-- Start of DATA FOR PROCESSING --
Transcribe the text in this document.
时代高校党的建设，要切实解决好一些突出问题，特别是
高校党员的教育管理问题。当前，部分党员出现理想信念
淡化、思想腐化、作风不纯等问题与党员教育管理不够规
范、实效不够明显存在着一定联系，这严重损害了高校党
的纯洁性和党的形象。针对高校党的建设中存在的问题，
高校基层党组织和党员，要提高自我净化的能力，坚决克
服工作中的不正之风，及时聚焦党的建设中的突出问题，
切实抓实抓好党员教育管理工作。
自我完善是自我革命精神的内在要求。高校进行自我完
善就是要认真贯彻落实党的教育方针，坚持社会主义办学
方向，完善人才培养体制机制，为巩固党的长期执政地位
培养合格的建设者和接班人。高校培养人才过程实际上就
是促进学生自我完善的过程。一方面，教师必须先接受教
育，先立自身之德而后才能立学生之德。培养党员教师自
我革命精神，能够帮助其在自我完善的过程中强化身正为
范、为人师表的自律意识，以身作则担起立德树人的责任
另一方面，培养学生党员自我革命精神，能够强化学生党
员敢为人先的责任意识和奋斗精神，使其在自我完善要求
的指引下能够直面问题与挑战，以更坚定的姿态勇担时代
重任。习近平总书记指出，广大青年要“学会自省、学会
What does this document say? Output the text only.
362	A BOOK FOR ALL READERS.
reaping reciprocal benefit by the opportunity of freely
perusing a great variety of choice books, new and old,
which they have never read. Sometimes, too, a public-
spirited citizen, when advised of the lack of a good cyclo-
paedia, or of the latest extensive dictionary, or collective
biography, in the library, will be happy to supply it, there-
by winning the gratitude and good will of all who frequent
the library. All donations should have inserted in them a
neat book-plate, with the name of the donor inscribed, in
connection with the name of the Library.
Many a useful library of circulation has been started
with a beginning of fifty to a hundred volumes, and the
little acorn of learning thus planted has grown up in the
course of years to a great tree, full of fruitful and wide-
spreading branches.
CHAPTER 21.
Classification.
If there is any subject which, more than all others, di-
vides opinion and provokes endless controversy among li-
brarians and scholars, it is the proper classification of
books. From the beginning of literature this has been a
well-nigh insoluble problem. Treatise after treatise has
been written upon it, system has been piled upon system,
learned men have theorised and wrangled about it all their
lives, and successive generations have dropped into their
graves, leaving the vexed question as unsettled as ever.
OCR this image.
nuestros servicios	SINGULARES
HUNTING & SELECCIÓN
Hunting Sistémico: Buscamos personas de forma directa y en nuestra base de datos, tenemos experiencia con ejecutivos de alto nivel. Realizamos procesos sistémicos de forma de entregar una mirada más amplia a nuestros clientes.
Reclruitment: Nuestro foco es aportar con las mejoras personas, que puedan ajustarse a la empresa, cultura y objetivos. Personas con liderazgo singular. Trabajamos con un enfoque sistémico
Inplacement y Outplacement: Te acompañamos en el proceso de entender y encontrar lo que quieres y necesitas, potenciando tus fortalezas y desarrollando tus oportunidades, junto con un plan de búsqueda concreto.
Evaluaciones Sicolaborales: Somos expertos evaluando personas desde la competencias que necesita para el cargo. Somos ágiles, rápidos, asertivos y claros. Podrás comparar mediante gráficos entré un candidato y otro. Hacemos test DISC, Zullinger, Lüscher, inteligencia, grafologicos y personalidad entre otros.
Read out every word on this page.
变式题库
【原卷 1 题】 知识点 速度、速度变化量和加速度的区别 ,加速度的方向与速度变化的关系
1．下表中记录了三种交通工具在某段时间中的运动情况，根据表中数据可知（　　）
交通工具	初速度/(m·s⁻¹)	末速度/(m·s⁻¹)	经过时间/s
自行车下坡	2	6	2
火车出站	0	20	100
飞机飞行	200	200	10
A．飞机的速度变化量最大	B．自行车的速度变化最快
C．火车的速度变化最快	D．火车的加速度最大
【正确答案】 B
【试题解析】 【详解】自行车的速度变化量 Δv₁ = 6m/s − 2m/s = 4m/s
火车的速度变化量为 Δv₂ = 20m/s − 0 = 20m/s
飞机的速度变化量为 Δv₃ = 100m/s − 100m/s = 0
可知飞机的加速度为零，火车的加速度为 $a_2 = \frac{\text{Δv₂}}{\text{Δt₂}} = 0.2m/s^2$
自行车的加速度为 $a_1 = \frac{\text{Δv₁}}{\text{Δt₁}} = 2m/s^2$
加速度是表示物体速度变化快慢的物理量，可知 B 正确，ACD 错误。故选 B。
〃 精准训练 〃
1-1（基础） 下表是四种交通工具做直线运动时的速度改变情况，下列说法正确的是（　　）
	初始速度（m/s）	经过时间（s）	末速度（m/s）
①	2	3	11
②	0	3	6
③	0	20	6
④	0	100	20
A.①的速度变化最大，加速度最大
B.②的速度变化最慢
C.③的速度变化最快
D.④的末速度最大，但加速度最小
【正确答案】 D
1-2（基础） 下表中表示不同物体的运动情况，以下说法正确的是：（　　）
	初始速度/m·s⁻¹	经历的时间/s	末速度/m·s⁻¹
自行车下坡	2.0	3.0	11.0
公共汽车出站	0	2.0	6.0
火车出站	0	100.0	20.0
-- End of DATA FOR PROCESSING --
DIRECTION: Exactly reproduce all of the entries.

RESPONSE FOR THIS EXERCISE:
Transcribe the text in this document.
时代高校党的建设，要切实解决好一些突出问题，特别是
高校党员的教育管理问题。当前，部分党员出现理想信念
淡化、思想腐化、作风不纯等问题与党员教育管理不够规
范、实效不够明显存在着一定联系，这严重损害了高校党
的纯洁性和党的形象。针对高校党的建设中存在的问题，
高校基层党组织和党员，要提高自我净化的能力，坚决克
服工作中的不正之风，及时聚焦党的建设中的突出问题，
切实抓实抓好党员教育管理工作。
自我完善是自我革命精神的内在要求。高校进行自我完
善就是要认真贯彻落实党的教育方针，坚持社会主义办学
方向，完善人才培养体制机制，为巩固党的长期执政地位
培养合格的建设者和接班人。高校培养人才过程实际上就
是促进学生自我完善的过程。一方面，教师必须先接受教
育，先立自身之德而后才能立学生之德。培养党员教师自
我革命精神，能够帮助其在自我完善的过程中强化身正为
范、为人师表的自律意识，以身作则担起立德树人的责任
另一方面，培养学生党员自我革命精神，能够强化学生党
员敢为人先的责任意识和奋斗精神，使其在自我完善要求
的指引下能够直面问题与挑战，以更坚定的姿态勇担时代
重任。习近平总书记指出，广大青年要“学会自省、学会
What does this document say? Output the text only.
362	A BOOK FOR ALL READERS.
reaping reciprocal benefit by the opportunity of freely
perusing a great variety of choice books, new and old,
which they have never read. Sometimes, too, a public-
spirited citizen, when advised of the lack of a good cyclo-
paedia, or of the latest extensive dictionary, or collective
biography, in the library, will be happy to supply it, there-
by winning the gratitude and good will of all who frequent
the library. All donations should have inserted in them a
neat book-plate, with the name of the donor inscribed, in
connection with the name of the Library.
Many a useful library of circulation has been started
with a beginning of fifty to a hundred volumes, and the
little acorn of learning thus planted has grown up in the
course of years to a great tree, full of fruitful and wide-
spreading branches.
CHAPTER 21.
Classification.
If there is any subject which, more than all others, di-
vides opinion and provokes endless controversy among li-
brarians and scholars, it is the proper classification of
books. From the beginning of literature this has been a
well-nigh insoluble problem. Treatise after treatise has
been written upon it, system has been piled upon system,
learned men have theorised and wrangled about it all their
lives, and successive generations have dropped into their
graves, leaving the vexed question as unsettled as ever.
OCR this image.
nuestros servicios	SINGULARES
HUNTING & SELECCIÓN
Hunting Sistémico: Buscamos personas de forma directa y en nuestra base de datos, tenemos experiencia con ejecutivos de alto nivel. Realizamos procesos sistémicos de forma de entregar una mirada más amplia a nuestros clientes.
Reclruitment: Nuestro foco es aportar con las mejoras personas, que puedan ajustarse a la empresa, cultura y objetivos. Personas con liderazgo singular. Trabajamos con un enfoque sistémico
Inplacement y Outplacement: Te acompañamos en el proceso de entender y encontrar lo que quieres y necesitas, potenciando tus fortalezas y desarrollando tus oportunidades, junto con un plan de búsqueda concreto.
Evaluaciones Sicolaborales: Somos expertos evaluando personas desde la competencias que necesita para el cargo. Somos ágiles, rápidos, asertivos y claros. Podrás comparar mediante gráficos entré un candidato y otro. Hacemos test DISC, Zullinger, Lüscher, inteligencia, grafologicos y personalidad entre otros.
Read out every word on this page.
变式题库
【原卷 1 题】 知识点 速度、速度变化量和加速度的区别 ,加速度的方向与速度变化的关系
1．下表中记录了三种交通工具在某段时间中的运动情况，根据表中数据可知（　　）
交通工具	初速度/(m·s⁻¹)	末速度/(m·s⁻¹)	经过时间/s
自行车下坡	2	6	2
火车出站	0	20	100
飞机飞行	200	200	10
A．飞机的速度变化量最大	B．自行车的速度变化最快
C．火车的速度变化最快	D．火车的加速度最大
【正确答案】 B
【试题解析】 【详解】自行车的速度变化量 Δv₁ = 6m/s − 2m/s = 4m/s
火车的速度变化量为 Δv₂ = 20m/s − 0 = 20m/s
飞机的速度变化量为 Δv₃ = 100m/s − 100m/s = 0
可知飞机的加速度为零，火车的加速度为 $a_2 = \frac{\text{Δv₂}}{\text{Δt₂}} = 0.2m/s^2$
自行车的加速度为 $a_1 = \frac{\text{Δv₁}}{\text{Δt₁}} = 2m/s^2$
加速度是表示物体速度变化快慢的物理量，可知 B 正确，ACD 错误。故选 B。
〃 精准训练 〃
1-1（基础） 下表是四种交通工具做直线运动时的速度改变情况，下列说法正确的是（　　）
	初始速度（m/s）	经过时间（s）	末速度（m/s）
①	2	3	11
②	0	3	6
③	0	20	6
④	0	100	20
A.①的速度变化最大，加速度最大
B.②的速度变化最慢
C.③的速度变化最快
D.④的末速度最大，但加速度最小
【正确答案】 D
1-2（基础） 下表中表示不同物体的运动情况，以下说法正确的是：（　　）
	初始速度/m·s⁻¹	经历的时间/s	末速度/m·s⁻¹
自行车下坡	2.0	3.0	11.0
公共汽车出站	0	2.0	6.0
火车出站	0	100.0	20.0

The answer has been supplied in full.